** What is needed **
Select, from the material below, each line with "guruhlarga" in it.

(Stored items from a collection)
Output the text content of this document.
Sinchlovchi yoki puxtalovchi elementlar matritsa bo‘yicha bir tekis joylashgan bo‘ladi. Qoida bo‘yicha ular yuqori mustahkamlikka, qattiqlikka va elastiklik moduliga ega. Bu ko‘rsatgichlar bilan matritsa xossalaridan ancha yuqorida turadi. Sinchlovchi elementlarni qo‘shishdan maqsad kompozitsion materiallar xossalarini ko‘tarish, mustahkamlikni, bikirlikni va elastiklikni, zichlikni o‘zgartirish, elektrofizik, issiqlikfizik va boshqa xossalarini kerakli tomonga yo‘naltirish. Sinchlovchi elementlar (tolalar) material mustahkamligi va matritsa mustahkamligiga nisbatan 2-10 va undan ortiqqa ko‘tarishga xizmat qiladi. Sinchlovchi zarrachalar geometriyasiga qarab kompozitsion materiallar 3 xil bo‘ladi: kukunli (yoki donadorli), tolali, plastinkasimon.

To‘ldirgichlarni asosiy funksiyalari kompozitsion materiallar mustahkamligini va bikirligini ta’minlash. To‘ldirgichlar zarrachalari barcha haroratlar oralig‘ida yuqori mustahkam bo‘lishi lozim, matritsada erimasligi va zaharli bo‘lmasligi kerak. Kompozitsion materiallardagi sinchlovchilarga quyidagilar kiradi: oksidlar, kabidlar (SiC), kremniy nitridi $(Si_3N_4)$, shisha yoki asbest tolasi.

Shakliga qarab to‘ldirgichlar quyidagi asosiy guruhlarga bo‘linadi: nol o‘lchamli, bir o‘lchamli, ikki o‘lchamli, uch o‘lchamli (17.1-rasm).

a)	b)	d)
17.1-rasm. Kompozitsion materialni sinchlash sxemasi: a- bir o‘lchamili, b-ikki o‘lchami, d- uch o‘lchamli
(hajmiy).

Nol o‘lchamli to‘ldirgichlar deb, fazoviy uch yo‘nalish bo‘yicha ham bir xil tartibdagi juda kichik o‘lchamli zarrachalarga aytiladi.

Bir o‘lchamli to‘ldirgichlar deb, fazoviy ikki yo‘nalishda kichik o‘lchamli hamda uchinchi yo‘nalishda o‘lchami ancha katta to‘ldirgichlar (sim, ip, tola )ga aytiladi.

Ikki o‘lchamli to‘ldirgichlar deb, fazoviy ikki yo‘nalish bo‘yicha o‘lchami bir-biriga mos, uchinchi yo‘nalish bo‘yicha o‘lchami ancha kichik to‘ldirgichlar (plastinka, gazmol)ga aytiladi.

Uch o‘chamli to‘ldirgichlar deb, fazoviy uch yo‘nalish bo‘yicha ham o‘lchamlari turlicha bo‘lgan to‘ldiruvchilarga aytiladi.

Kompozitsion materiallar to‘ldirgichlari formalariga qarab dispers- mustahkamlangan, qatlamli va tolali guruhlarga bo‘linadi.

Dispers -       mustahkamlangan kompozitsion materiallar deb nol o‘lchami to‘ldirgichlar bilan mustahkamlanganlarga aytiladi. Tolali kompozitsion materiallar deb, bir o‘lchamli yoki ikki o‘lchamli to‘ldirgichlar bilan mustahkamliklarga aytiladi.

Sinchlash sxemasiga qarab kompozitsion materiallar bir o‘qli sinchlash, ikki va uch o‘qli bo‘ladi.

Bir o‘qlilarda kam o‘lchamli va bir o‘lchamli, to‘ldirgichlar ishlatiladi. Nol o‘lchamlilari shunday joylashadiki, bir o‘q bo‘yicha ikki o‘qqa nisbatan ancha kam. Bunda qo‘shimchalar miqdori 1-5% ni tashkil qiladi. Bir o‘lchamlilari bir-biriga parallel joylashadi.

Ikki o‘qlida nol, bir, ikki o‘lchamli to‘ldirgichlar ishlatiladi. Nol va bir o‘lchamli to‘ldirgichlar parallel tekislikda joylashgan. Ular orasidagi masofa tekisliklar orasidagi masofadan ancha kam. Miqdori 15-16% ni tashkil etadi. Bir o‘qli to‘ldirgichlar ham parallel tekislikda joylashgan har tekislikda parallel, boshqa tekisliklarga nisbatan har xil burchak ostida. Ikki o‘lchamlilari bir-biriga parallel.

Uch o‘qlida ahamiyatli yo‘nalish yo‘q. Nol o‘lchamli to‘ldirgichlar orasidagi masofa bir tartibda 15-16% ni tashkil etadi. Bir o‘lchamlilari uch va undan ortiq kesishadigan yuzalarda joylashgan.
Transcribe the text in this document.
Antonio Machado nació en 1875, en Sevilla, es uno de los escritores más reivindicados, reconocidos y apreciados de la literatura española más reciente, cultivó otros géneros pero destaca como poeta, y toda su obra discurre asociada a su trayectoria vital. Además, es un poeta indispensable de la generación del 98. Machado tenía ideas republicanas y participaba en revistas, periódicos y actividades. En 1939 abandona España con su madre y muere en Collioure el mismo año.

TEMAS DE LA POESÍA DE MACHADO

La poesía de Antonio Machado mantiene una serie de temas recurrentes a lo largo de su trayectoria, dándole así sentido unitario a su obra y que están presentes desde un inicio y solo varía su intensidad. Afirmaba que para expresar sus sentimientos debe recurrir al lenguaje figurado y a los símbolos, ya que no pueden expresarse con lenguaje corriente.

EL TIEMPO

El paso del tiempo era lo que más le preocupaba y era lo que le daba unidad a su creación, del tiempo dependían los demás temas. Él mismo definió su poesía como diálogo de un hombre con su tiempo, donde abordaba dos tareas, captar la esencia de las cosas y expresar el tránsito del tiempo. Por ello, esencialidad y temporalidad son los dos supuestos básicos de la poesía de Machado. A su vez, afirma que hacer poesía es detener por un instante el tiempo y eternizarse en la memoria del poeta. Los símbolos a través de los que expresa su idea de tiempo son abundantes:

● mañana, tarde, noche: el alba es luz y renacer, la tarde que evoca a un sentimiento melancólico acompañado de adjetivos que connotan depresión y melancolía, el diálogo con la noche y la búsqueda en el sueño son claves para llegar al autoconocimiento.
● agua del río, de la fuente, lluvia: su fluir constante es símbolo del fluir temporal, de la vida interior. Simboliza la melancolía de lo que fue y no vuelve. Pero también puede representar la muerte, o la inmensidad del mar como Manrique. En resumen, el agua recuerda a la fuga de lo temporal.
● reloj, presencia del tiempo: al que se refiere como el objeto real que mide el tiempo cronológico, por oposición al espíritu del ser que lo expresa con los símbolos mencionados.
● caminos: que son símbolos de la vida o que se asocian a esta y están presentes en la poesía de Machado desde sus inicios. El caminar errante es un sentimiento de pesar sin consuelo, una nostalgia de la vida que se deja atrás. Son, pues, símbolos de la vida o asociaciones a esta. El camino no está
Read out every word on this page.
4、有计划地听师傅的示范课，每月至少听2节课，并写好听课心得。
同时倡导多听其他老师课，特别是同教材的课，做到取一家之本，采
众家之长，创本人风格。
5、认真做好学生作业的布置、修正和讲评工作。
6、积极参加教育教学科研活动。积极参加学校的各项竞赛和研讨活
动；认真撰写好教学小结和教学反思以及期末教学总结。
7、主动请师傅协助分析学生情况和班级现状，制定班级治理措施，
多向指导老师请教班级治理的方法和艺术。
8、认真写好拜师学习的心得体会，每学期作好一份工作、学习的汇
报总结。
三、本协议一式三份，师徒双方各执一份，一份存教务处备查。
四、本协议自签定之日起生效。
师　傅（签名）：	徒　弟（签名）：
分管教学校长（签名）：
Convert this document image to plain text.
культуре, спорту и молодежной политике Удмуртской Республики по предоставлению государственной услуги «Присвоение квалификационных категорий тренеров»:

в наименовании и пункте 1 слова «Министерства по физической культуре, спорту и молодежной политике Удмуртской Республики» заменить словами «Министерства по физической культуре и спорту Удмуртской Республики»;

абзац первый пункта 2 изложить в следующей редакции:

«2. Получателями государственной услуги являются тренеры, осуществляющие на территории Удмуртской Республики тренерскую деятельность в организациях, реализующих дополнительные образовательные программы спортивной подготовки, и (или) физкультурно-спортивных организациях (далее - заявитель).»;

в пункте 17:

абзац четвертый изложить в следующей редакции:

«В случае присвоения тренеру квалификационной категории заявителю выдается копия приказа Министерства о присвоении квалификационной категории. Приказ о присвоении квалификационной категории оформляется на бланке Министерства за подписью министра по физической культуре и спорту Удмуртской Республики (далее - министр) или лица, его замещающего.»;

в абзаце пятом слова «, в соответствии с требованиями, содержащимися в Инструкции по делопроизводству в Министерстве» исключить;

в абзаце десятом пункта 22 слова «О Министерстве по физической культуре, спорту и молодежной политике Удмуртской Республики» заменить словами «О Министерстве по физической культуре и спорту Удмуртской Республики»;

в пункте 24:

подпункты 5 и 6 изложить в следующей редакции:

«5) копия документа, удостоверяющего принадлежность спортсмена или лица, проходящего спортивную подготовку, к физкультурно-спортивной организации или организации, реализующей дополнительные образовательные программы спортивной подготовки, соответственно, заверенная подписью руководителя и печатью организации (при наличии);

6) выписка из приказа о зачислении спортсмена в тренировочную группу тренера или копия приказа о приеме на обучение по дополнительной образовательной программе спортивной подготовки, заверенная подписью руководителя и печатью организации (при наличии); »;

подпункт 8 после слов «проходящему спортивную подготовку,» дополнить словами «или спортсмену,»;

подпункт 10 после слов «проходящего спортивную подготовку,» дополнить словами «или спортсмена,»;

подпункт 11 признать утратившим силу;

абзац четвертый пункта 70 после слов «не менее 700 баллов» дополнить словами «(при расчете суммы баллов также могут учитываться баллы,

** Result of the task **
Shakliga qarab to‘ldirgichlar quyidagi asosiy guruhlarga bo‘linadi: nol o‘lchamli, bir o‘lchamli, ikki o‘lchamli, uch o‘lchamli (17.1-rasm).
Kompozitsion materiallar to‘ldirgichlari formalariga qarab dispers- mustahkamlangan, qatlamli va tolali guruhlarga bo‘linadi.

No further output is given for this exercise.